*Task statement*: Show every line in the records below that contains the word "image".

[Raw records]
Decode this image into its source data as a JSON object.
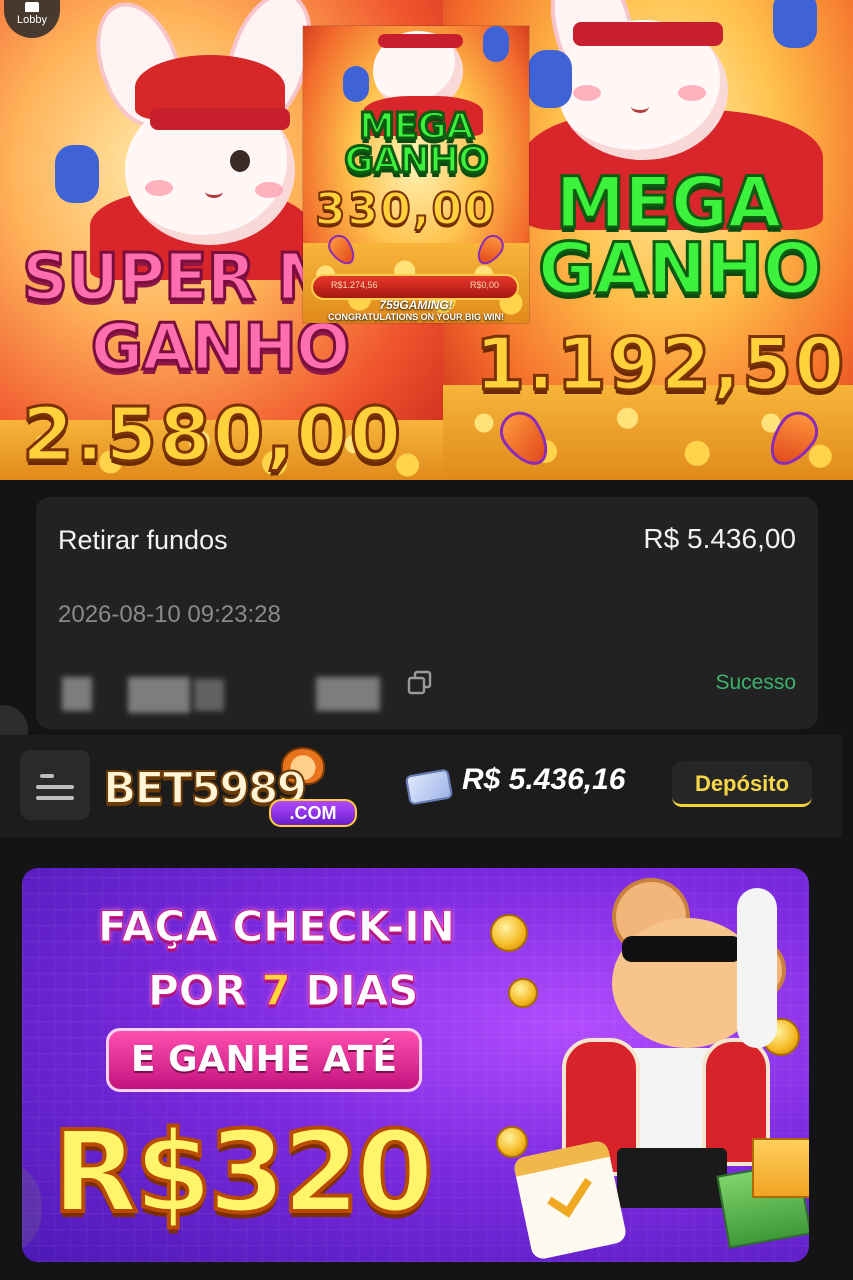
{
  "lobby_label": "Lobby",
  "collage": {
    "left": {
      "title_line1": "SUPER ME",
      "title_line2": "GANHO",
      "amount": "2.580,00"
    },
    "center": {
      "title_line1": "MEGA",
      "title_line2": "GANHO",
      "amount": "330,00",
      "rail_left": "R$1.274,56",
      "rail_right": "R$0,00",
      "caption_brand": "759GAMING!",
      "caption_congrats": "CONGRATULATIONS ON YOUR BIG WIN!"
    },
    "right": {
      "title_line1": "MEGA",
      "title_line2": "GANHO",
      "amount": "1.192,50"
    }
  },
  "transaction": {
    "title": "Retirar fundos",
    "amount": "R$ 5.436,00",
    "date": "2026-08-10 09:23:28",
    "status": "Sucesso",
    "status_color": "#3bb36b"
  },
  "header": {
    "logo_text": "BET5989",
    "logo_domain": ".COM",
    "balance": "R$ 5.436,16",
    "deposit_label": "Depósito",
    "accent_color": "#f4d23a"
  },
  "promo": {
    "line1": "FAÇA CHECK-IN",
    "line2_prefix": "POR",
    "line2_number": "7",
    "line2_suffix": "DIAS",
    "pill": "E GANHE ATÉ",
    "amount": "R$320"
  }
}
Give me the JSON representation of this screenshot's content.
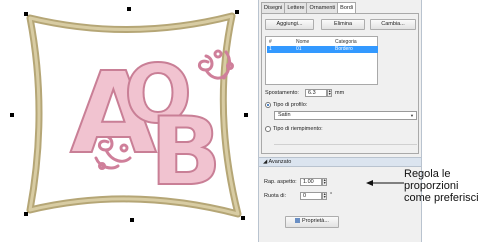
{
  "panel": {
    "tabs": [
      {
        "label": "Disegni"
      },
      {
        "label": "Lettere"
      },
      {
        "label": "Ornamenti"
      },
      {
        "label": "Bordi"
      }
    ],
    "active_tab": "Bordi",
    "buttons": {
      "add": "Aggiungi...",
      "delete": "Elimina",
      "change": "Cambia..."
    },
    "list": {
      "headers": {
        "num": "#",
        "name": "Nome",
        "category": "Categoria"
      },
      "rows": [
        {
          "num": "1",
          "name": "01",
          "category": "Bordero"
        }
      ]
    },
    "offset": {
      "label": "Spostamento:",
      "value": "6.3",
      "unit": "mm"
    },
    "outline": {
      "label": "Tipo di profilo:",
      "value": "Satin",
      "selected": true
    },
    "fill": {
      "label": "Tipo di riempimento:",
      "selected": false
    },
    "advanced": {
      "title": "Avanzato",
      "aspect": {
        "label": "Rap. aspetto:",
        "value": "1.00"
      },
      "rotate": {
        "label": "Ruota di:",
        "value": "0",
        "unit": "°"
      },
      "properties_button": "Proprietà..."
    }
  },
  "artwork": {
    "letters": [
      "A",
      "O",
      "B"
    ],
    "border_color": "#c8b98c",
    "letter_color": "#e5a6b8"
  },
  "callout": {
    "text": "Regola le proporzioni come preferisci"
  }
}
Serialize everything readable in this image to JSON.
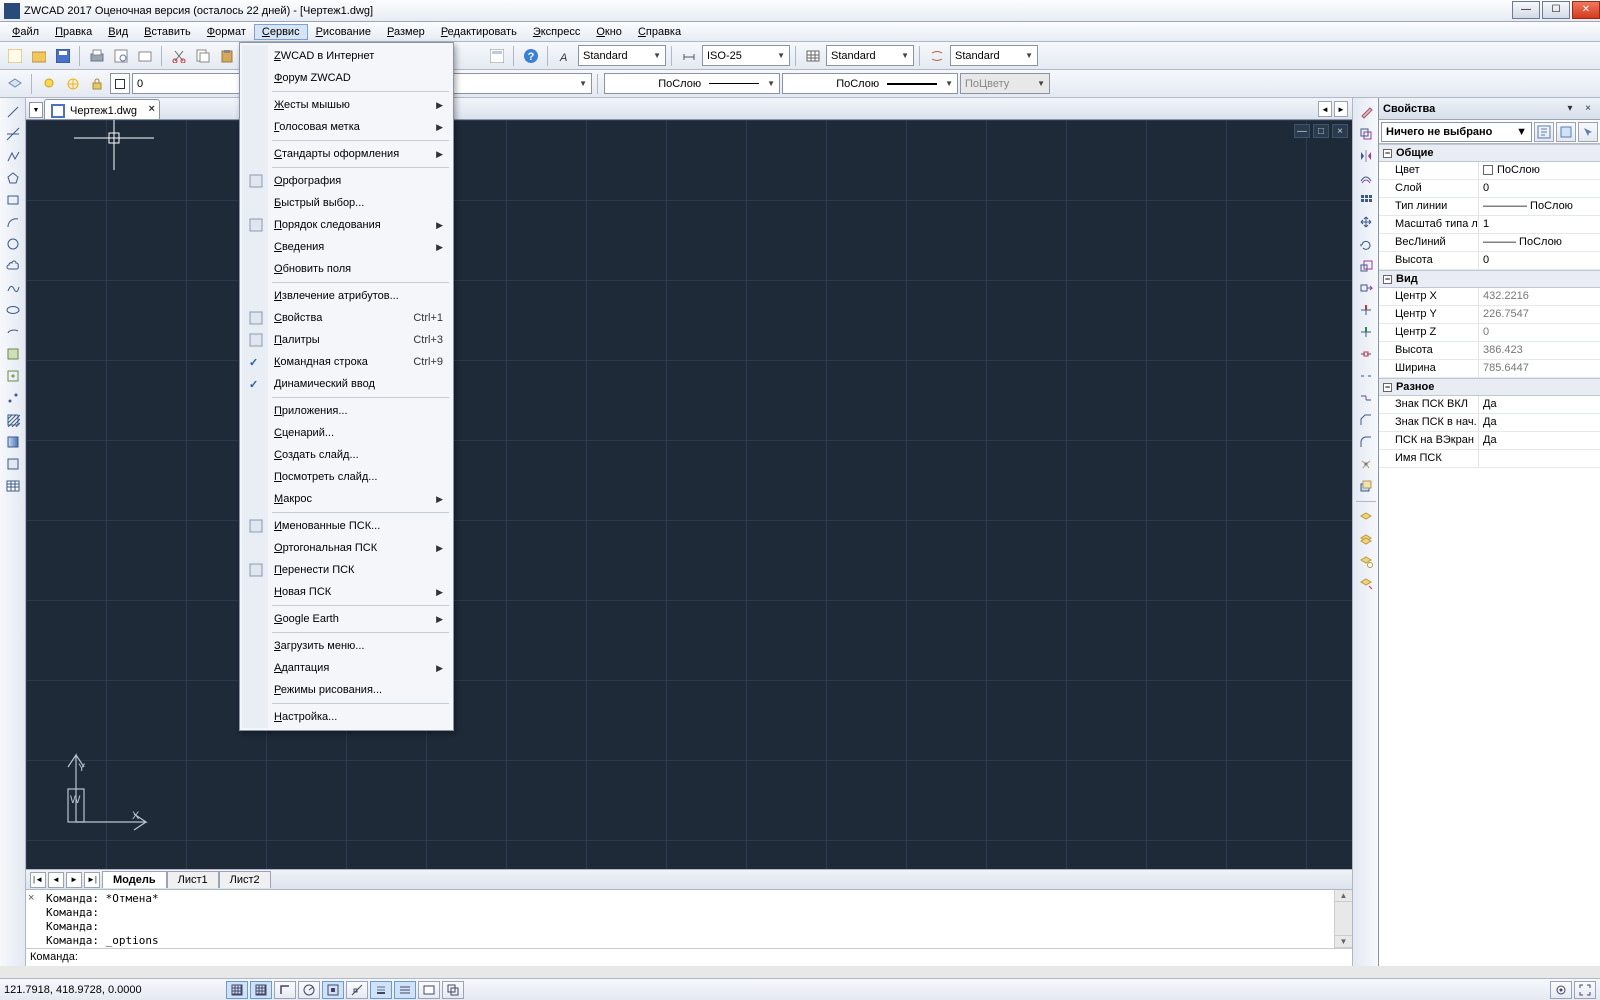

*Answer to the exercise*:
Decode this image into its source data as a JSON object.
Serialize everything readable in this image to JSON.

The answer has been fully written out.